(Data entries)

--------------------------------------------------

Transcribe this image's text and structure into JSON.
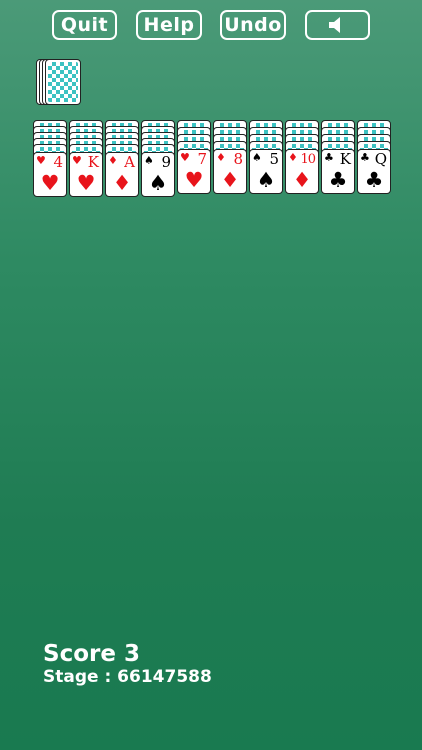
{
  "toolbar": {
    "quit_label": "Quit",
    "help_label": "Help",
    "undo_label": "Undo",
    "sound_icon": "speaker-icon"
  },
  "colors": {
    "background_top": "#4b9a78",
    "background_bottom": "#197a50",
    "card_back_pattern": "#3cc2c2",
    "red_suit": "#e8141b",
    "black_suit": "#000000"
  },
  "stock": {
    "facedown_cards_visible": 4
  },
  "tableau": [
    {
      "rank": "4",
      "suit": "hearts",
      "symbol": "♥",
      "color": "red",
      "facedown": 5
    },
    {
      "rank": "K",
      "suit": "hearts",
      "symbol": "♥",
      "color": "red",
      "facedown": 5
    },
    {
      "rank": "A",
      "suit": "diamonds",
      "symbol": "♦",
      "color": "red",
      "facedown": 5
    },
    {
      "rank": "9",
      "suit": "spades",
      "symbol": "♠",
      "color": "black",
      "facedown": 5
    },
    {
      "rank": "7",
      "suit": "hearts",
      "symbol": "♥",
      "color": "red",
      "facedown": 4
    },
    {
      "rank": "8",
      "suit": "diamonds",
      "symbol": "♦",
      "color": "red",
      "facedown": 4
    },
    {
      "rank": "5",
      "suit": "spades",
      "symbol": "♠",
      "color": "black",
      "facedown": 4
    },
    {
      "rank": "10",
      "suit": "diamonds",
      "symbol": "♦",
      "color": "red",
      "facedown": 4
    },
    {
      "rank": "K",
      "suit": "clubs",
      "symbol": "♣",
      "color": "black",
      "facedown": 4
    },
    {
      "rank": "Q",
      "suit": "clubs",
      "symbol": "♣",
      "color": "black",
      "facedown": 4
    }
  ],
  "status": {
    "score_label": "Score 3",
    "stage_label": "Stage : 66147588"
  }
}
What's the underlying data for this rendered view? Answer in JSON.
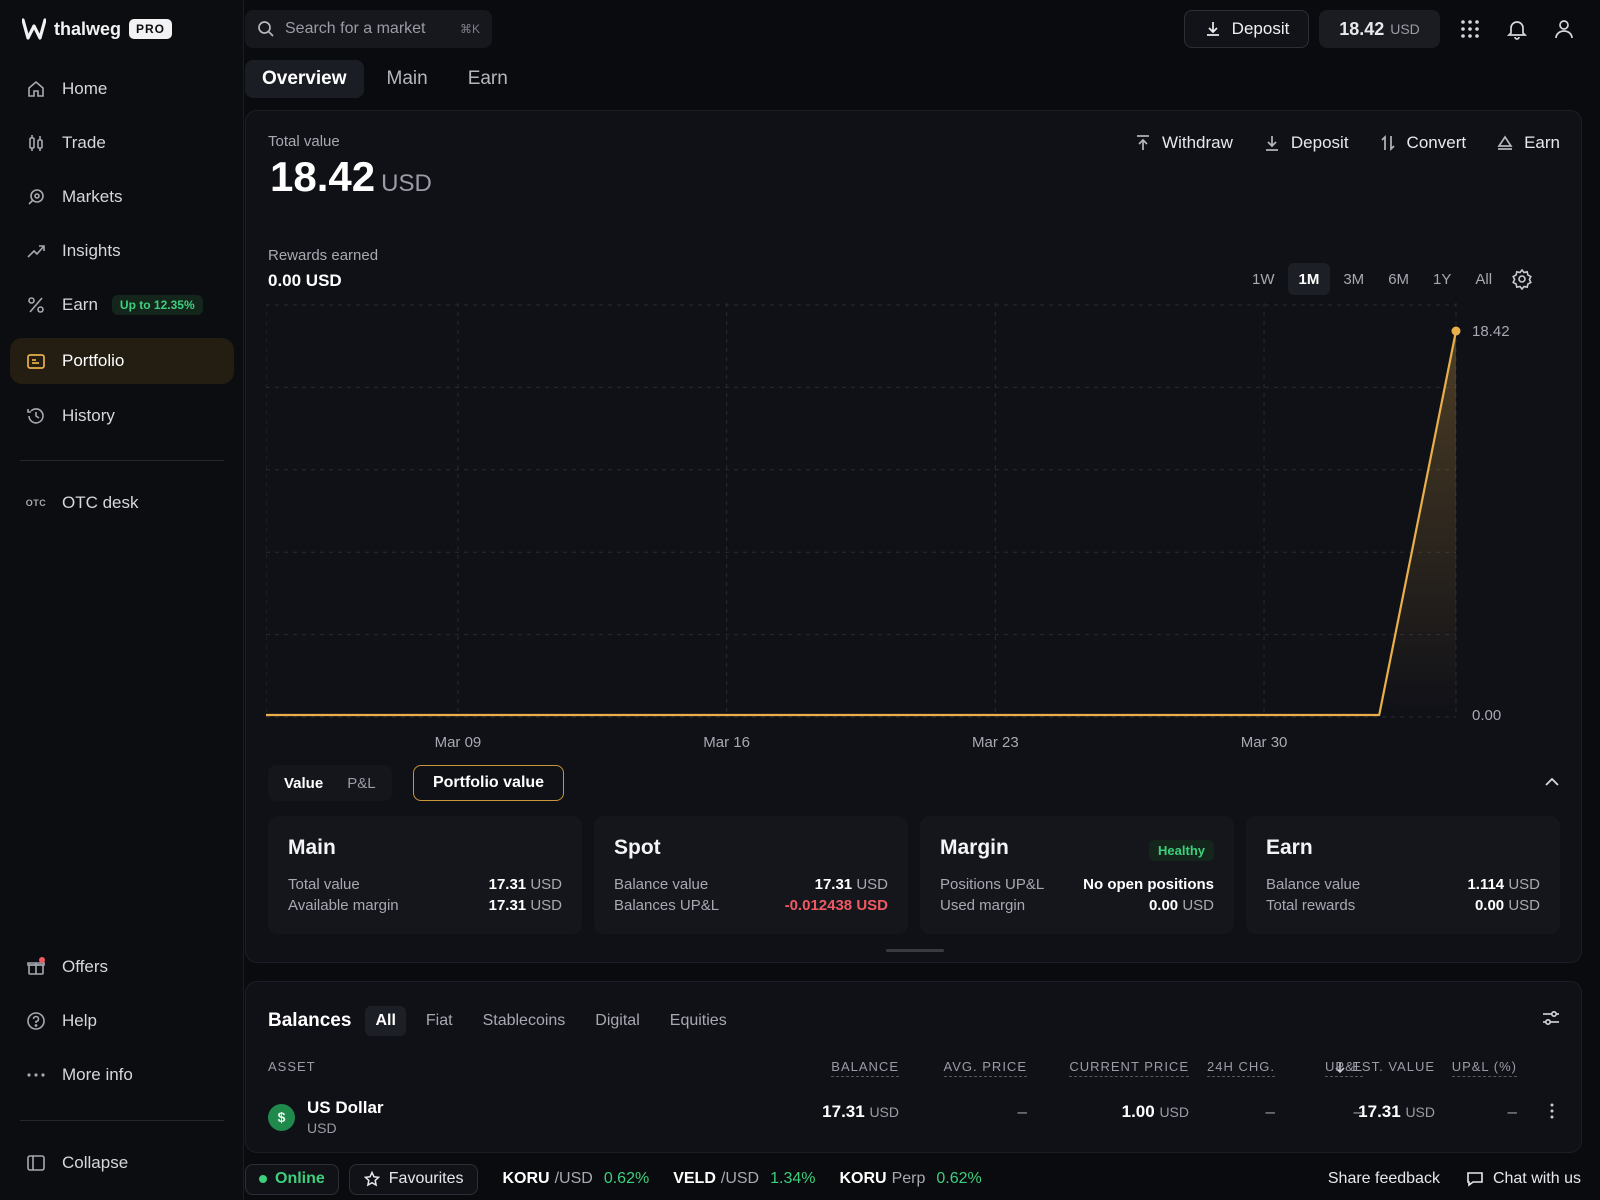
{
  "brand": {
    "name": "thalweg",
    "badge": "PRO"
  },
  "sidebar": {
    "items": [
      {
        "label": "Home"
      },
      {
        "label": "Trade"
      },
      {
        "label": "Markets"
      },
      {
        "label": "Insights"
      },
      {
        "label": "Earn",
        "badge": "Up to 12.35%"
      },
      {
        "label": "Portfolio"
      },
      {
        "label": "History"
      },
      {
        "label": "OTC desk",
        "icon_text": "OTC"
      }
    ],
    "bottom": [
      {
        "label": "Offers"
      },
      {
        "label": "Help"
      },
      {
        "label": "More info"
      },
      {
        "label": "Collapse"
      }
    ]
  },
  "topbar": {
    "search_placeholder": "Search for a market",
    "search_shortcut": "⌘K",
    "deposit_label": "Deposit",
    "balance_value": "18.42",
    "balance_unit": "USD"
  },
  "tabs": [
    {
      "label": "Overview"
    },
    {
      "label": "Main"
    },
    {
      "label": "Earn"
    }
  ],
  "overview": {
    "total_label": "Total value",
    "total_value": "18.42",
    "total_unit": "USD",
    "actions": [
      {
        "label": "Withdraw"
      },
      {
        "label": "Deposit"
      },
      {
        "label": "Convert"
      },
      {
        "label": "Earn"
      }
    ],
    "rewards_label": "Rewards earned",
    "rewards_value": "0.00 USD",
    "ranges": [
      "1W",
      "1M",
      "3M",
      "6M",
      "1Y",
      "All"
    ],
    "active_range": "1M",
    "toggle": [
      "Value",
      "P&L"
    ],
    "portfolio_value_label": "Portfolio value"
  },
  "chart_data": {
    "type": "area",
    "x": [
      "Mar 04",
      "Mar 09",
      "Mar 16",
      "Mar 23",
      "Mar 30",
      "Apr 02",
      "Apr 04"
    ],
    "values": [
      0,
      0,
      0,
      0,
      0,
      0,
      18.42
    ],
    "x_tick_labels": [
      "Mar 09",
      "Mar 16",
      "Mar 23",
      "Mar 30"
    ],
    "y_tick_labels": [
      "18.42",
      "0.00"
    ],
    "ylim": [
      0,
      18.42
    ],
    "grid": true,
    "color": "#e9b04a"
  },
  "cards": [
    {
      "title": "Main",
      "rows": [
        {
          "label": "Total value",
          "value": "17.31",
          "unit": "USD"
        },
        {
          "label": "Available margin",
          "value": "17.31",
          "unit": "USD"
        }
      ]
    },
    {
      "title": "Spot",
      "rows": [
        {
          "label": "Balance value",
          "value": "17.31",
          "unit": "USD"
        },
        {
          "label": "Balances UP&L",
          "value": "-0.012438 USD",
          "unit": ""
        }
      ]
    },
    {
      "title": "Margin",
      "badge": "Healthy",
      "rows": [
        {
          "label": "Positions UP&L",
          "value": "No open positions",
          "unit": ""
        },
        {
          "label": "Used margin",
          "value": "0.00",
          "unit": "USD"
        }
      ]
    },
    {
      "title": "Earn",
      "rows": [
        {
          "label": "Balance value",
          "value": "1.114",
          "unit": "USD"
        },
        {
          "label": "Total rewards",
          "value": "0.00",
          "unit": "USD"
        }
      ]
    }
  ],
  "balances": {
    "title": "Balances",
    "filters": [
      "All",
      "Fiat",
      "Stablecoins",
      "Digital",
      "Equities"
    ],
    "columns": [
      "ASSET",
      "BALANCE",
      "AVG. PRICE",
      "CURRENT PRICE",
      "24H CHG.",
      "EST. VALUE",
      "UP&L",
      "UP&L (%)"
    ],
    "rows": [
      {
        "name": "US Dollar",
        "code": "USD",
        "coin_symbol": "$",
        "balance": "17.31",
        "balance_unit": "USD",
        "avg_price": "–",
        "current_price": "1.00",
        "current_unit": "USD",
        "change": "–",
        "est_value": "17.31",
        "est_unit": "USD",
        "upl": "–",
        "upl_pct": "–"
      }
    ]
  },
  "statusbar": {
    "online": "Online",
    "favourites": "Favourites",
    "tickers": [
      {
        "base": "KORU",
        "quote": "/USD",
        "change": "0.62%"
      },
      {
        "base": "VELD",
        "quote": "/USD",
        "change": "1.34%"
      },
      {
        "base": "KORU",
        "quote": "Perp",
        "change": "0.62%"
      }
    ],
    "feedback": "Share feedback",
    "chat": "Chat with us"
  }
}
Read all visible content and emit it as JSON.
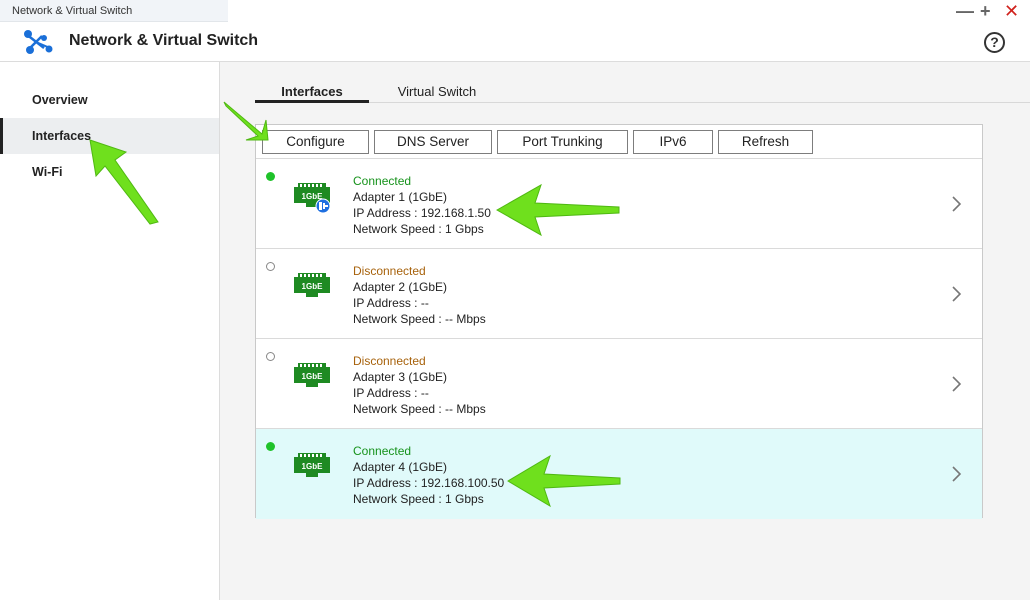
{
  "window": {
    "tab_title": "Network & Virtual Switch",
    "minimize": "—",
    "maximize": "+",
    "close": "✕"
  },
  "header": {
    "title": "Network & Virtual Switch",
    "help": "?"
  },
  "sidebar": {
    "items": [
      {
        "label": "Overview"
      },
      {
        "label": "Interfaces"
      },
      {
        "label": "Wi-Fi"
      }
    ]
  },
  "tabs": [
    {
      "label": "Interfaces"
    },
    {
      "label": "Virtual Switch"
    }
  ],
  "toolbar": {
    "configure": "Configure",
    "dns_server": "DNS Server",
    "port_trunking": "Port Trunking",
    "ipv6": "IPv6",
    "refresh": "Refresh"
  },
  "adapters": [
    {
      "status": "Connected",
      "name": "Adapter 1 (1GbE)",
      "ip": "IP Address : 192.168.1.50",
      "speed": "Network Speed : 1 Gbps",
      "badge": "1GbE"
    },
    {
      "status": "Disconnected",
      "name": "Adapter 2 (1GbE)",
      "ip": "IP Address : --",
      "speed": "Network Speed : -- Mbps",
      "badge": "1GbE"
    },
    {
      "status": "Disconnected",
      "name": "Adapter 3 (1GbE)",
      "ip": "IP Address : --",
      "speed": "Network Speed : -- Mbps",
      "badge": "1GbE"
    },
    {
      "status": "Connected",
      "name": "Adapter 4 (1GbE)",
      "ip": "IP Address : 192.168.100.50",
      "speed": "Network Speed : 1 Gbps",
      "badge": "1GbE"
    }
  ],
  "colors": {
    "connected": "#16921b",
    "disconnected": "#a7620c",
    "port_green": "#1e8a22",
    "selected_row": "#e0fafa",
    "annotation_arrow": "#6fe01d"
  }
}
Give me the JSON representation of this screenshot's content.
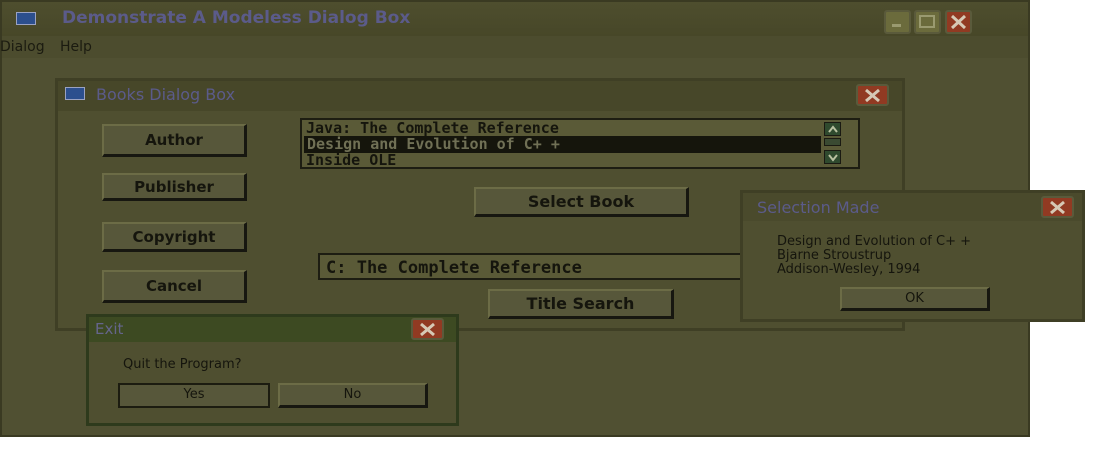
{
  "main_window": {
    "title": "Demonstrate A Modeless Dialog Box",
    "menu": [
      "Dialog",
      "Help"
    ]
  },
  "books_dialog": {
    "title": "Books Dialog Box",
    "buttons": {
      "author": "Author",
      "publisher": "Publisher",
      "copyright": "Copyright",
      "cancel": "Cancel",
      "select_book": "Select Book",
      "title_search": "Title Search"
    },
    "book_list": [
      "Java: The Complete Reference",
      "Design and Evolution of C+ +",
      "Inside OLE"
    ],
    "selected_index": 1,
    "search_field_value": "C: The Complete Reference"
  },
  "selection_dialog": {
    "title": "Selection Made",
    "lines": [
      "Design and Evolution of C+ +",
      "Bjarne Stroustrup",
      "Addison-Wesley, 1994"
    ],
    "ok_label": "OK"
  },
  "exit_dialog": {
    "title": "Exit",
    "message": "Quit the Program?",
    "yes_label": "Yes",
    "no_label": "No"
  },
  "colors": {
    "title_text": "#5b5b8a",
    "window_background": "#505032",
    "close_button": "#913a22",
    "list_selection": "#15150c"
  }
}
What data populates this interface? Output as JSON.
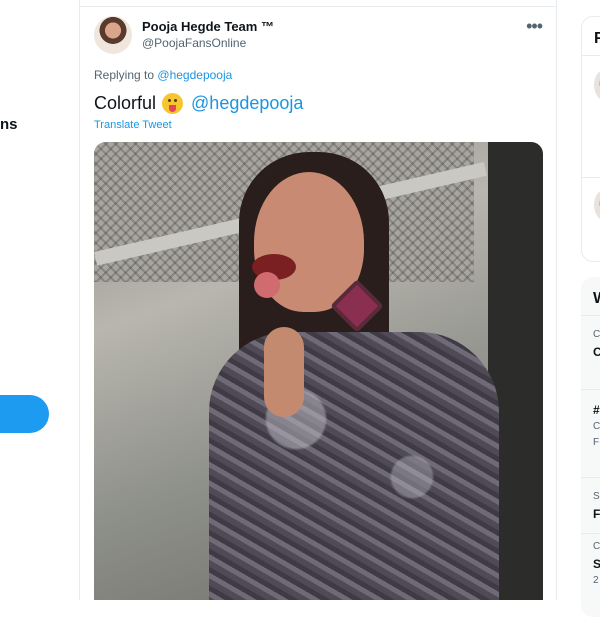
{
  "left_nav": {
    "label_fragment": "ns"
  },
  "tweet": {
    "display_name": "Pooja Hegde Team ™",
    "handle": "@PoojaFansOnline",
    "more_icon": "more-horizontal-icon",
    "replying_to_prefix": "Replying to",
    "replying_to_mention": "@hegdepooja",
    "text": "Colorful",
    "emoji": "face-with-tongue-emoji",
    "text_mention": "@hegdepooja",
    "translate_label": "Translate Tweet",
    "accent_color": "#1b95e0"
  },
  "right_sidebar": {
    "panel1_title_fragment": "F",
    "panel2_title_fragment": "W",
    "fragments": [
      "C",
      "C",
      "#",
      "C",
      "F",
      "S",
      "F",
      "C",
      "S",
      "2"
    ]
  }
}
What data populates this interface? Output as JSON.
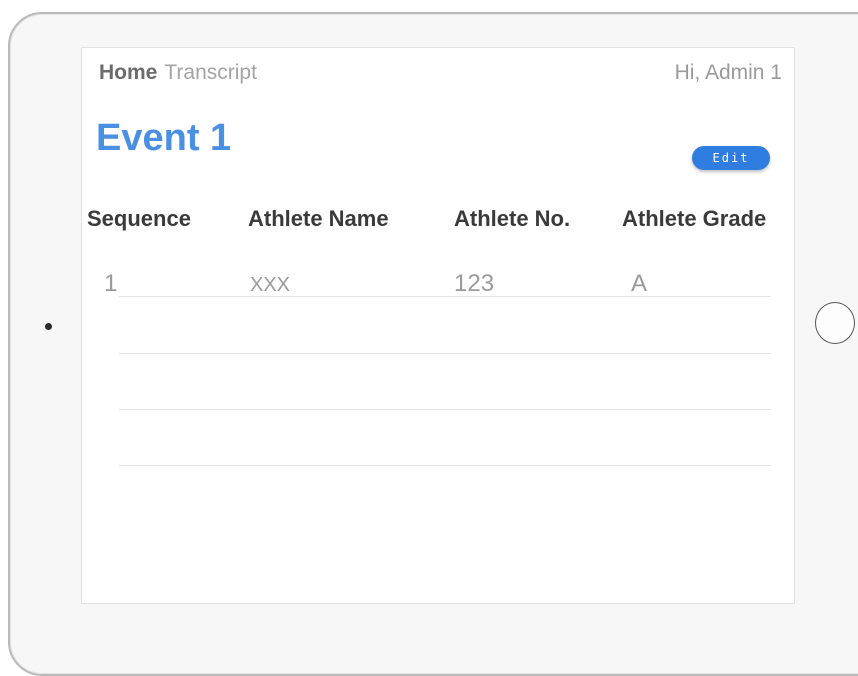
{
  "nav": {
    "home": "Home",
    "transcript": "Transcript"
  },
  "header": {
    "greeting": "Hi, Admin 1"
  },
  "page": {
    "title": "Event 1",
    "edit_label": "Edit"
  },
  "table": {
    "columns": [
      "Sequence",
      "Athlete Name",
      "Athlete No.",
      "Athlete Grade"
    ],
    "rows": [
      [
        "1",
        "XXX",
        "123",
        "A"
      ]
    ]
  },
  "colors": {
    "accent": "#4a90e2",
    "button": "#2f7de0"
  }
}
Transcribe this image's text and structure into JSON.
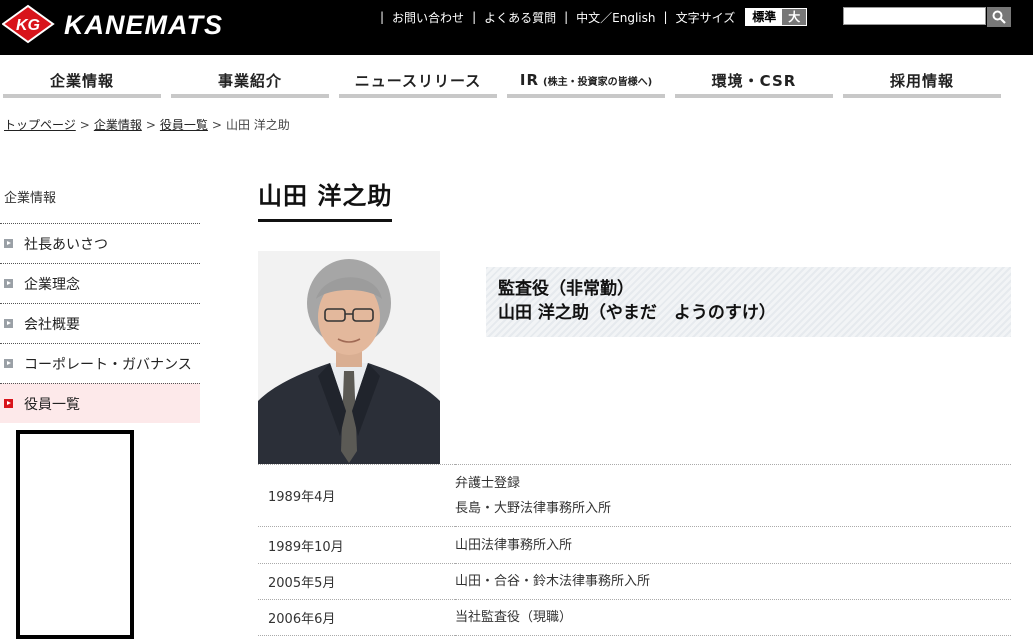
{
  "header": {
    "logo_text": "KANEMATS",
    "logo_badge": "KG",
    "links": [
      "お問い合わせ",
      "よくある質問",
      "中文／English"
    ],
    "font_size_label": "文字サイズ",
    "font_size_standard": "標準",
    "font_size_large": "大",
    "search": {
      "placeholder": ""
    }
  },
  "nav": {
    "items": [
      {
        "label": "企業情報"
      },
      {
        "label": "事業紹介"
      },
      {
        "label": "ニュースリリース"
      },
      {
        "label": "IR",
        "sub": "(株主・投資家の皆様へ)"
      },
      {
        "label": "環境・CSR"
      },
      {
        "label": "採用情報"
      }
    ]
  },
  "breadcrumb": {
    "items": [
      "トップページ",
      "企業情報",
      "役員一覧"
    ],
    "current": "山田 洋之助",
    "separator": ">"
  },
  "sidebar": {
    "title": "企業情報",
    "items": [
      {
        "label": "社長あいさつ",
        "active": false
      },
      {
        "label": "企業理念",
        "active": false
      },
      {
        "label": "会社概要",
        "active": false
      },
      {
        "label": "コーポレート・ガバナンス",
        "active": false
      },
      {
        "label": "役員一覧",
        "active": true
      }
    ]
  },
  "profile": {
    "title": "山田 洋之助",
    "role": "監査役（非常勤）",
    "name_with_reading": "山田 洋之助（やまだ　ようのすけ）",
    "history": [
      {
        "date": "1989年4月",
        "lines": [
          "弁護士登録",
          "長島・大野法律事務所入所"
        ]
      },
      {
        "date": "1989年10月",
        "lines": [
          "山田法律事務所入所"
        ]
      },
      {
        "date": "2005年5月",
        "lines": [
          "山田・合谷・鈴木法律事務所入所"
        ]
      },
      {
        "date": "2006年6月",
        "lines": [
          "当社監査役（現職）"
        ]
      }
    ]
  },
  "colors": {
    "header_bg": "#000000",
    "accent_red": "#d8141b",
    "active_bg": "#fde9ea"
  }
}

--------------------------------------------------

#### [TO BE DONE]
Count each line above in which the string "Deposit" appears, then state only the total.

#### [THE RESULT]
2